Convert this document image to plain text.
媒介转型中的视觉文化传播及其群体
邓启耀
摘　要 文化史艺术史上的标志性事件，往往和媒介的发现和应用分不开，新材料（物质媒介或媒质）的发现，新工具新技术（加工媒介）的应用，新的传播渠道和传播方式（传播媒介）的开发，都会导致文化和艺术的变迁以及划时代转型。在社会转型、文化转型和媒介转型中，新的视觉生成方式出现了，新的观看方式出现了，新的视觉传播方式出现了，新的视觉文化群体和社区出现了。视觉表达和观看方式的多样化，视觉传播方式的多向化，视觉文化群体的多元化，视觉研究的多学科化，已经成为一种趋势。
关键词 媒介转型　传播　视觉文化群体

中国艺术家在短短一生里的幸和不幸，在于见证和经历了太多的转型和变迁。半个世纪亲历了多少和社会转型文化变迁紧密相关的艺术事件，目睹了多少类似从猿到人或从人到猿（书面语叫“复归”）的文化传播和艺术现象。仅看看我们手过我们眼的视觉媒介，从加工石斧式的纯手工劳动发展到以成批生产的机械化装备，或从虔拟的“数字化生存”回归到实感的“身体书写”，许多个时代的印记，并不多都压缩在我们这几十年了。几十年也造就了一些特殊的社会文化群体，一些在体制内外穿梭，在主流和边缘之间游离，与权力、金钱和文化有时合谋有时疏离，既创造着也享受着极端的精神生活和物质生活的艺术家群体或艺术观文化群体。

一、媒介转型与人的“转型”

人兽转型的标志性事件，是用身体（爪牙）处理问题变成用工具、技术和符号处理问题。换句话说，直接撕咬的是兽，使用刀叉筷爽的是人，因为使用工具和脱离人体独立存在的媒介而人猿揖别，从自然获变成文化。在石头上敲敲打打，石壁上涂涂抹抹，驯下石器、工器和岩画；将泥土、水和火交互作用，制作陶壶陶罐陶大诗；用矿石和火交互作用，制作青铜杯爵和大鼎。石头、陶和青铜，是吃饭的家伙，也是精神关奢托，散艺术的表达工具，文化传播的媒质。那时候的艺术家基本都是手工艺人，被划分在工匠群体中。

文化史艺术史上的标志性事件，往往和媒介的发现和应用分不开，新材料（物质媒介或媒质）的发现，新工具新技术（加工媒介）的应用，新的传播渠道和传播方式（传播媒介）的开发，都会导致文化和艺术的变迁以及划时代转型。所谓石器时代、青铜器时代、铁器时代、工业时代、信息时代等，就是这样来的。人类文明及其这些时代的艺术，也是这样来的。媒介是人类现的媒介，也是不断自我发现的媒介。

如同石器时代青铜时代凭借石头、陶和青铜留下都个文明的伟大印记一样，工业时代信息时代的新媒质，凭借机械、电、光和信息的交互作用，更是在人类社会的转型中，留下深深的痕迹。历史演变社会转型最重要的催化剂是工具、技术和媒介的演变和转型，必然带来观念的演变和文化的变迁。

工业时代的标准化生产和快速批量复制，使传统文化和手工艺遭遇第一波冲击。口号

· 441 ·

—————

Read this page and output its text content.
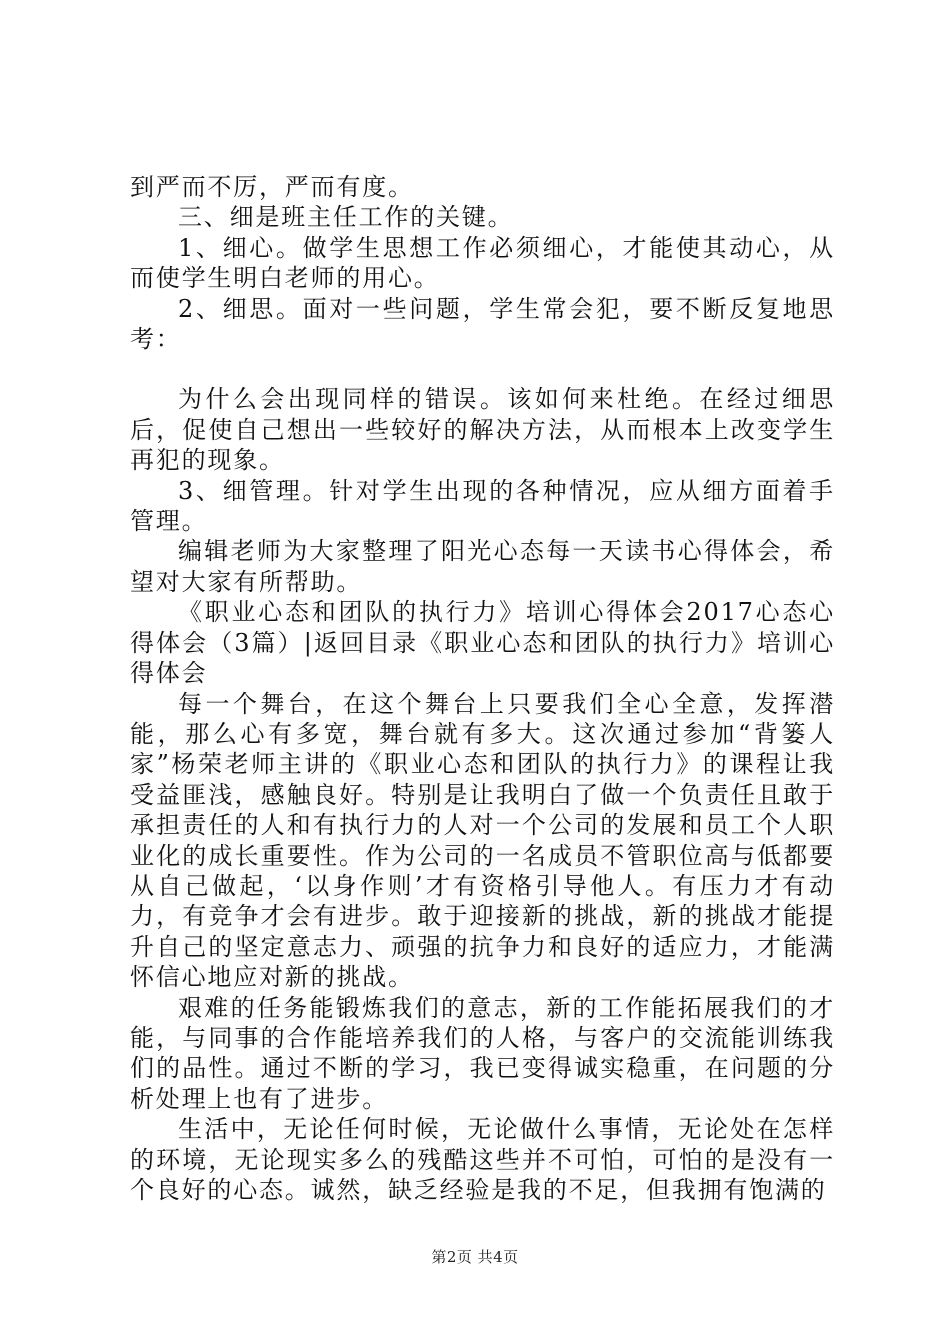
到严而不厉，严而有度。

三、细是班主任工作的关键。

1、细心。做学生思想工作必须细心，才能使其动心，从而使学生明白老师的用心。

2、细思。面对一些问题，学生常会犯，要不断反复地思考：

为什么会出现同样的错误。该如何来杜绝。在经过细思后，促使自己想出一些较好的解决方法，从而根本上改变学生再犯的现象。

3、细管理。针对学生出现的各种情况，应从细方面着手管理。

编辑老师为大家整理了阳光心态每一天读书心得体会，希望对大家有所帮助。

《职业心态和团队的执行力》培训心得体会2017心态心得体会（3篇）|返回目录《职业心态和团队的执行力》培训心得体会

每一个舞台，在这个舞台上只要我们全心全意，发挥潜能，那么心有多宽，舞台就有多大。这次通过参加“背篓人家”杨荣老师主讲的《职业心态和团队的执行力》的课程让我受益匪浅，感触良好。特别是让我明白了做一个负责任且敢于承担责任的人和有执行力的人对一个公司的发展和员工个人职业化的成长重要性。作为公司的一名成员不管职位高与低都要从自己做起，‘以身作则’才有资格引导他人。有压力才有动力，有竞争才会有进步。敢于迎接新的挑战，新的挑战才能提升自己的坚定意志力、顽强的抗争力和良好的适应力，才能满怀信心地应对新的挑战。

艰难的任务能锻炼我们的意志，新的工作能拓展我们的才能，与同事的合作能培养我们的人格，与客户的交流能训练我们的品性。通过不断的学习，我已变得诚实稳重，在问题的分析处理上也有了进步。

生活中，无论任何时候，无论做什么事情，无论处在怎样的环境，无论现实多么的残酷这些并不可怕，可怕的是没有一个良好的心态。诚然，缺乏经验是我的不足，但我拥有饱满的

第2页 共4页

—————

TASK TO CARRY OUT: Write out every line of the data that holds the word "新工具新技术".

TASK RESULT:
摘　要 文化史艺术史上的标志性事件，往往和媒介的发现和应用分不开，新材料（物质媒介或媒质）的发现，新工具新技术（加工媒介）的应用，新的传播渠道和传播方式（传播媒介）的开发，都会导致文化和艺术的变迁以及划时代转型。在社会转型、文化转型和媒介转型中，新的视觉生成方式出现了，新的观看方式出现了，新的视觉传播方式出现了，新的视觉文化群体和社区出现了。视觉表达和观看方式的多样化，视觉传播方式的多向化，视觉文化群体的多元化，视觉研究的多学科化，已经成为一种趋势。
文化史艺术史上的标志性事件，往往和媒介的发现和应用分不开，新材料（物质媒介或媒质）的发现，新工具新技术（加工媒介）的应用，新的传播渠道和传播方式（传播媒介）的开发，都会导致文化和艺术的变迁以及划时代转型。所谓石器时代、青铜器时代、铁器时代、工业时代、信息时代等，就是这样来的。人类文明及其这些时代的艺术，也是这样来的。媒介是人类现的媒介，也是不断自我发现的媒介。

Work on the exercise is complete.